• _WHAT YOU SHOULD DO_
Print out each record below, unaltered and complete, without its images.
--- START PROVIDED RECORDS ---
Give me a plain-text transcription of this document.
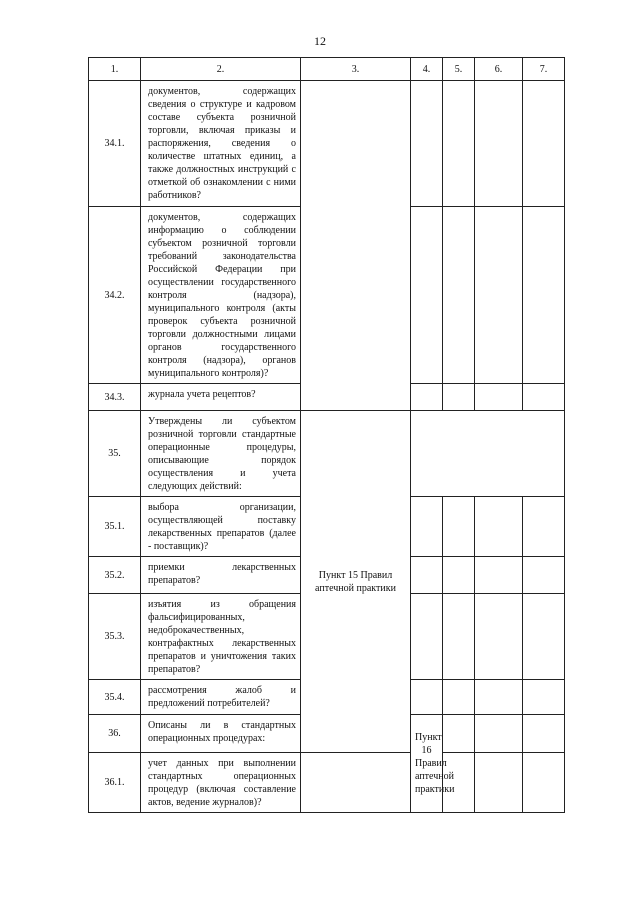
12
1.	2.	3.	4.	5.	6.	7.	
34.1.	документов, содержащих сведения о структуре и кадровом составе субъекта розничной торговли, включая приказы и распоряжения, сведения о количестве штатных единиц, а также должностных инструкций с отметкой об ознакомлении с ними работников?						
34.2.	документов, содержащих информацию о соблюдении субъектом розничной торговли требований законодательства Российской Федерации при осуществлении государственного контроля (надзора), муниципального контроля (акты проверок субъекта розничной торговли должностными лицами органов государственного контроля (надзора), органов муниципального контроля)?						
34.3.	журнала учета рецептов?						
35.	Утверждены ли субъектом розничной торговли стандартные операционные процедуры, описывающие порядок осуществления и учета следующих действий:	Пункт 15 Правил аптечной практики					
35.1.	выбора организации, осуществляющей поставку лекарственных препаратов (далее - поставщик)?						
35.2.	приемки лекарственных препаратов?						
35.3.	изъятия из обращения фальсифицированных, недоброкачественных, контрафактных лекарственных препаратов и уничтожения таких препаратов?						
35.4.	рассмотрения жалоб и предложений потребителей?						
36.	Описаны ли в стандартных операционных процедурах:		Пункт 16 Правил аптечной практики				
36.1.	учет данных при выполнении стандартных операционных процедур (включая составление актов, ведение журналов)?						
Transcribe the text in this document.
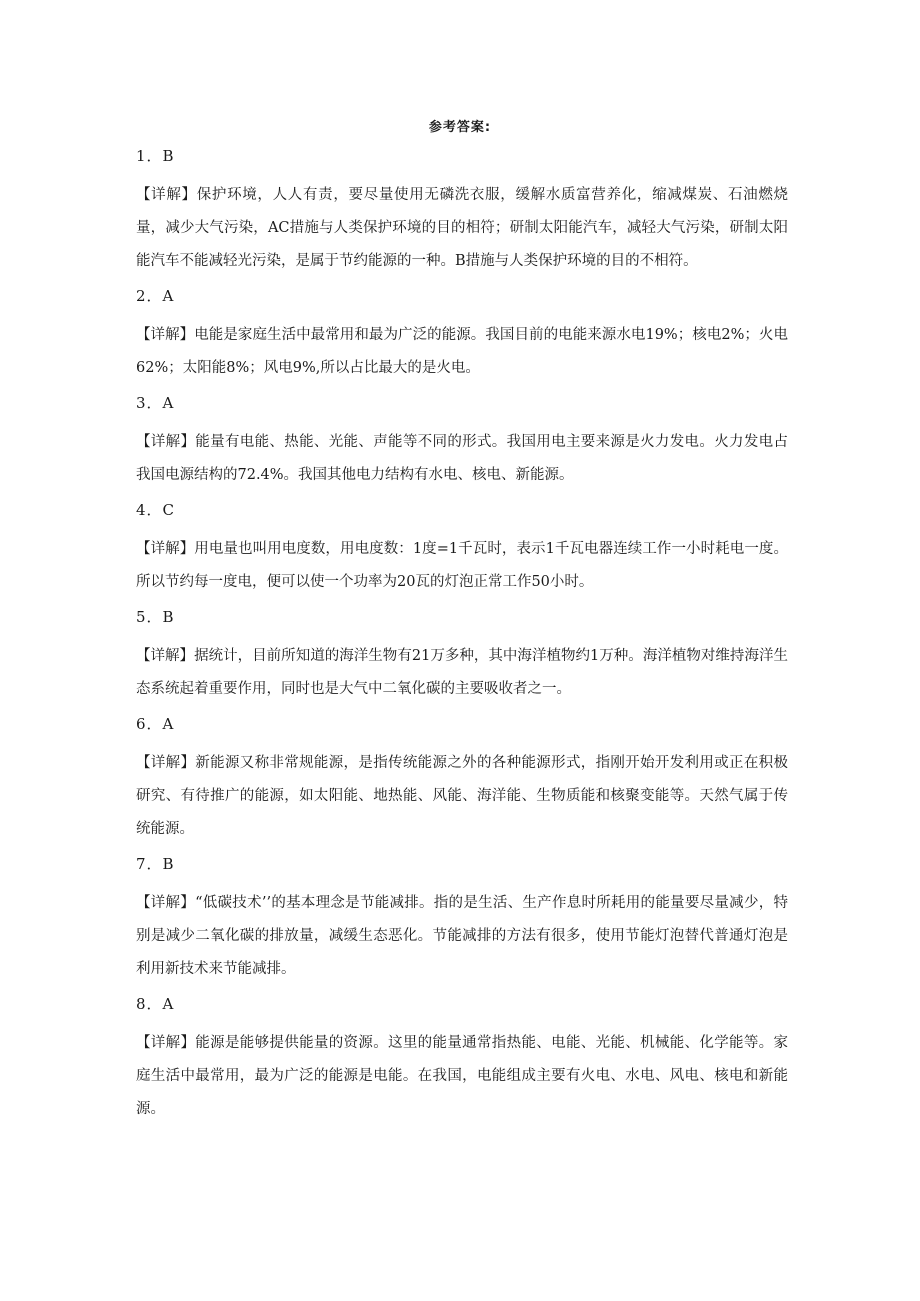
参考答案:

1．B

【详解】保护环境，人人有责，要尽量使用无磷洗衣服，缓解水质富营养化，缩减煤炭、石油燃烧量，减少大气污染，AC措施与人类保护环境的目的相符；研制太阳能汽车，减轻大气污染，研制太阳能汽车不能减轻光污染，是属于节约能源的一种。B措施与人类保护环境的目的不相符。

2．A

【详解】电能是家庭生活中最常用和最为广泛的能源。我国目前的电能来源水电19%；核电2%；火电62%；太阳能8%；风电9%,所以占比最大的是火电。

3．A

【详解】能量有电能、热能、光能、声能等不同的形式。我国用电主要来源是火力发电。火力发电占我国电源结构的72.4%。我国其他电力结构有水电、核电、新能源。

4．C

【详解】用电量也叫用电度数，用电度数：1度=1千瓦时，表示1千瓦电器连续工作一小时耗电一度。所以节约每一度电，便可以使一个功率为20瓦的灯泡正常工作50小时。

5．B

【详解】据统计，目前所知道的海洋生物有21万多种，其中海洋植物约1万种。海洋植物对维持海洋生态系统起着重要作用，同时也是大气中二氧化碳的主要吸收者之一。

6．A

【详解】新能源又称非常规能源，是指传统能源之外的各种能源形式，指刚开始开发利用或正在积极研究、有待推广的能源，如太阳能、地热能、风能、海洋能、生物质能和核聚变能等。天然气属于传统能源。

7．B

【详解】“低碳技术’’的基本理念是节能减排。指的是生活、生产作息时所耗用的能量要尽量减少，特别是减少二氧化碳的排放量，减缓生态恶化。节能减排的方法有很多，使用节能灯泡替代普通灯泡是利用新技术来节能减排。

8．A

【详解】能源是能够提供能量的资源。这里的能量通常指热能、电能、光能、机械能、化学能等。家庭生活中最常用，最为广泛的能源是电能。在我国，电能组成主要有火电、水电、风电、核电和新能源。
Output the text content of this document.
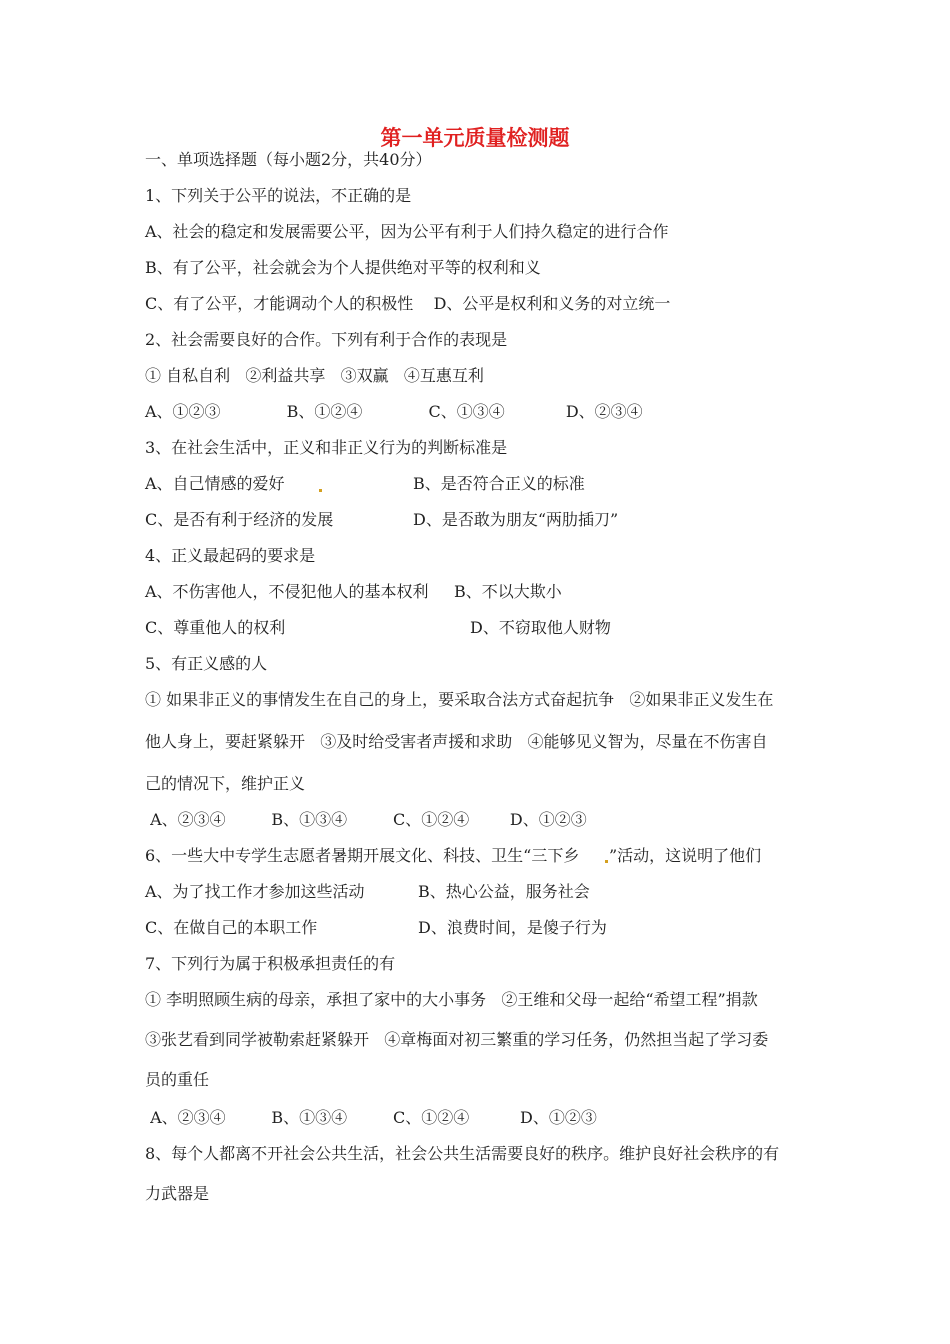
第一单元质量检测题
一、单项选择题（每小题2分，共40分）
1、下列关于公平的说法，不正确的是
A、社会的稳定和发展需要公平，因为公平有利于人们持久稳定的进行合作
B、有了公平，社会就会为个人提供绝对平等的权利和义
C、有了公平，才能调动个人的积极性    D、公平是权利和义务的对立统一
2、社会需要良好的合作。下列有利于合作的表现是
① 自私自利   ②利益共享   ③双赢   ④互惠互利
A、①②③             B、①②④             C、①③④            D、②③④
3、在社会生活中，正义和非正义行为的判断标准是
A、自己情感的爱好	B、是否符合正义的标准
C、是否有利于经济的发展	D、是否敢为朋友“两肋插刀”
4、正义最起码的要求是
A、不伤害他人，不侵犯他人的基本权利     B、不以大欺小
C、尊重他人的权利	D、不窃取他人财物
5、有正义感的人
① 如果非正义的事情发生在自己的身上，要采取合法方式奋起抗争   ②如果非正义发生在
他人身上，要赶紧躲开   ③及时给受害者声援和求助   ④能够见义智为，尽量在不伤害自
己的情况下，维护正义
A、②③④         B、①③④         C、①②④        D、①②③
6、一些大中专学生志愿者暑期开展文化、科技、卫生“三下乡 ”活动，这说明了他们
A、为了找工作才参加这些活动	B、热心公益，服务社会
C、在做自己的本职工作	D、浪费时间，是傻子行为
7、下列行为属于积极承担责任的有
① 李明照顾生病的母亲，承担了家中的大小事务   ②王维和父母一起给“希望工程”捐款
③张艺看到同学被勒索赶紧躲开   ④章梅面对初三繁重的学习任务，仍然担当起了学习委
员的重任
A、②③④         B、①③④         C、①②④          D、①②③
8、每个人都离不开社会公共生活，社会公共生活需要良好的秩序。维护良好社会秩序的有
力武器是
--- END PROVIDED RECORDS ---
• _SOLUTION FOR THIS EXERCISE_
Give me a plain-text transcription of this document.
12
1.	2.	3.	4.	5.	6.	7.	
34.1.	документов, содержащих сведения о структуре и кадровом составе субъекта розничной торговли, включая приказы и распоряжения, сведения о количестве штатных единиц, а также должностных инструкций с отметкой об ознакомлении с ними работников?						
34.2.	документов, содержащих информацию о соблюдении субъектом розничной торговли требований законодательства Российской Федерации при осуществлении государственного контроля (надзора), муниципального контроля (акты проверок субъекта розничной торговли должностными лицами органов государственного контроля (надзора), органов муниципального контроля)?						
34.3.	журнала учета рецептов?						
35.	Утверждены ли субъектом розничной торговли стандартные операционные процедуры, описывающие порядок осуществления и учета следующих действий:	Пункт 15 Правил аптечной практики					
35.1.	выбора организации, осуществляющей поставку лекарственных препаратов (далее - поставщик)?						
35.2.	приемки лекарственных препаратов?						
35.3.	изъятия из обращения фальсифицированных, недоброкачественных, контрафактных лекарственных препаратов и уничтожения таких препаратов?						
35.4.	рассмотрения жалоб и предложений потребителей?						
36.	Описаны ли в стандартных операционных процедурах:		Пункт 16 Правил аптечной практики				
36.1.	учет данных при выполнении стандартных операционных процедур (включая составление актов, ведение журналов)?						
Transcribe the text in this document.
参考答案:

1．B

【详解】保护环境，人人有责，要尽量使用无磷洗衣服，缓解水质富营养化，缩减煤炭、石油燃烧量，减少大气污染，AC措施与人类保护环境的目的相符；研制太阳能汽车，减轻大气污染，研制太阳能汽车不能减轻光污染，是属于节约能源的一种。B措施与人类保护环境的目的不相符。

2．A

【详解】电能是家庭生活中最常用和最为广泛的能源。我国目前的电能来源水电19%；核电2%；火电62%；太阳能8%；风电9%,所以占比最大的是火电。

3．A

【详解】能量有电能、热能、光能、声能等不同的形式。我国用电主要来源是火力发电。火力发电占我国电源结构的72.4%。我国其他电力结构有水电、核电、新能源。

4．C

【详解】用电量也叫用电度数，用电度数：1度=1千瓦时，表示1千瓦电器连续工作一小时耗电一度。所以节约每一度电，便可以使一个功率为20瓦的灯泡正常工作50小时。

5．B

【详解】据统计，目前所知道的海洋生物有21万多种，其中海洋植物约1万种。海洋植物对维持海洋生态系统起着重要作用，同时也是大气中二氧化碳的主要吸收者之一。

6．A

【详解】新能源又称非常规能源，是指传统能源之外的各种能源形式，指刚开始开发利用或正在积极研究、有待推广的能源，如太阳能、地热能、风能、海洋能、生物质能和核聚变能等。天然气属于传统能源。

7．B

【详解】“低碳技术’’的基本理念是节能减排。指的是生活、生产作息时所耗用的能量要尽量减少，特别是减少二氧化碳的排放量，减缓生态恶化。节能减排的方法有很多，使用节能灯泡替代普通灯泡是利用新技术来节能减排。

8．A

【详解】能源是能够提供能量的资源。这里的能量通常指热能、电能、光能、机械能、化学能等。家庭生活中最常用，最为广泛的能源是电能。在我国，电能组成主要有火电、水电、风电、核电和新能源。
Output the text content of this document.
第一单元质量检测题
一、单项选择题（每小题2分，共40分）
1、下列关于公平的说法，不正确的是
A、社会的稳定和发展需要公平，因为公平有利于人们持久稳定的进行合作
B、有了公平，社会就会为个人提供绝对平等的权利和义
C、有了公平，才能调动个人的积极性    D、公平是权利和义务的对立统一
2、社会需要良好的合作。下列有利于合作的表现是
① 自私自利   ②利益共享   ③双赢   ④互惠互利
A、①②③             B、①②④             C、①③④            D、②③④
3、在社会生活中，正义和非正义行为的判断标准是
A、自己情感的爱好	B、是否符合正义的标准
C、是否有利于经济的发展	D、是否敢为朋友“两肋插刀”
4、正义最起码的要求是
A、不伤害他人，不侵犯他人的基本权利     B、不以大欺小
C、尊重他人的权利	D、不窃取他人财物
5、有正义感的人
① 如果非正义的事情发生在自己的身上，要采取合法方式奋起抗争   ②如果非正义发生在
他人身上，要赶紧躲开   ③及时给受害者声援和求助   ④能够见义智为，尽量在不伤害自
己的情况下，维护正义
A、②③④         B、①③④         C、①②④        D、①②③
6、一些大中专学生志愿者暑期开展文化、科技、卫生“三下乡 ”活动，这说明了他们
A、为了找工作才参加这些活动	B、热心公益，服务社会
C、在做自己的本职工作	D、浪费时间，是傻子行为
7、下列行为属于积极承担责任的有
① 李明照顾生病的母亲，承担了家中的大小事务   ②王维和父母一起给“希望工程”捐款
③张艺看到同学被勒索赶紧躲开   ④章梅面对初三繁重的学习任务，仍然担当起了学习委
员的重任
A、②③④         B、①③④         C、①②④          D、①②③
8、每个人都离不开社会公共生活，社会公共生活需要良好的秩序。维护良好社会秩序的有
力武器是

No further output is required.